* [Your instructions]:
Word-for-word transcription is needed for all of the entries.

(Saved data entries)
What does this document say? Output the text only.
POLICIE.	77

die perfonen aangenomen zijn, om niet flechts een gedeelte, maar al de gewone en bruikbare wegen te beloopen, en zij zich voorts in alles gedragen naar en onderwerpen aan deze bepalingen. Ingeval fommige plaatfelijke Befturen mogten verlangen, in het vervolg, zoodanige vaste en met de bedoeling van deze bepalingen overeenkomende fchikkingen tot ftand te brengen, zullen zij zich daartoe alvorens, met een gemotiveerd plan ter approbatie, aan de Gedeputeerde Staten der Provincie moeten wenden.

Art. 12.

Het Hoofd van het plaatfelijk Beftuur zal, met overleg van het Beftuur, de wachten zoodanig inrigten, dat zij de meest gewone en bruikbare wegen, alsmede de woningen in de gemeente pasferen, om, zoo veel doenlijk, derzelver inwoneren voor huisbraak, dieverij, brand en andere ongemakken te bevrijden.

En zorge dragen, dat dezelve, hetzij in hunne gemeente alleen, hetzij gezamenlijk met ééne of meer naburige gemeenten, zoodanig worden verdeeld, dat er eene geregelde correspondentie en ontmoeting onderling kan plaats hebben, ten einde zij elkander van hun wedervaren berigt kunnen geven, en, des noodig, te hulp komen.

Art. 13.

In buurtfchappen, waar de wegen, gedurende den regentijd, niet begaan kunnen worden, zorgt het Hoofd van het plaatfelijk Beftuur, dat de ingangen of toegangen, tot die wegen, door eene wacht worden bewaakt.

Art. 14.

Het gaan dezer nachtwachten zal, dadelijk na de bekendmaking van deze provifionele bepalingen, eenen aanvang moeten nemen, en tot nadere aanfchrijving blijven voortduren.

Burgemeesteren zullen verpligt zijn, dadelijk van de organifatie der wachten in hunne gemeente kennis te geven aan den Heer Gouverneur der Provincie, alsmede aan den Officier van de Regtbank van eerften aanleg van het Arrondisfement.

* [Answer for the task]:
What does this document say? Output the text only.
POLICIE.	77

die perfonen aangenomen zijn, om niet flechts een gedeelte, maar al de gewone en bruikbare wegen te beloopen, en zij zich voorts in alles gedragen naar en onderwerpen aan deze bepalingen. Ingeval fommige plaatfelijke Befturen mogten verlangen, in het vervolg, zoodanige vaste en met de bedoeling van deze bepalingen overeenkomende fchikkingen tot ftand te brengen, zullen zij zich daartoe alvorens, met een gemotiveerd plan ter approbatie, aan de Gedeputeerde Staten der Provincie moeten wenden.

Art. 12.

Het Hoofd van het plaatfelijk Beftuur zal, met overleg van het Beftuur, de wachten zoodanig inrigten, dat zij de meest gewone en bruikbare wegen, alsmede de woningen in de gemeente pasferen, om, zoo veel doenlijk, derzelver inwoneren voor huisbraak, dieverij, brand en andere ongemakken te bevrijden.

En zorge dragen, dat dezelve, hetzij in hunne gemeente alleen, hetzij gezamenlijk met ééne of meer naburige gemeenten, zoodanig worden verdeeld, dat er eene geregelde correspondentie en ontmoeting onderling kan plaats hebben, ten einde zij elkander van hun wedervaren berigt kunnen geven, en, des noodig, te hulp komen.

Art. 13.

In buurtfchappen, waar de wegen, gedurende den regentijd, niet begaan kunnen worden, zorgt het Hoofd van het plaatfelijk Beftuur, dat de ingangen of toegangen, tot die wegen, door eene wacht worden bewaakt.

Art. 14.

Het gaan dezer nachtwachten zal, dadelijk na de bekendmaking van deze provifionele bepalingen, eenen aanvang moeten nemen, en tot nadere aanfchrijving blijven voortduren.

Burgemeesteren zullen verpligt zijn, dadelijk van de organifatie der wachten in hunne gemeente kennis te geven aan den Heer Gouverneur der Provincie, alsmede aan den Officier van de Regtbank van eerften aanleg van het Arrondisfement.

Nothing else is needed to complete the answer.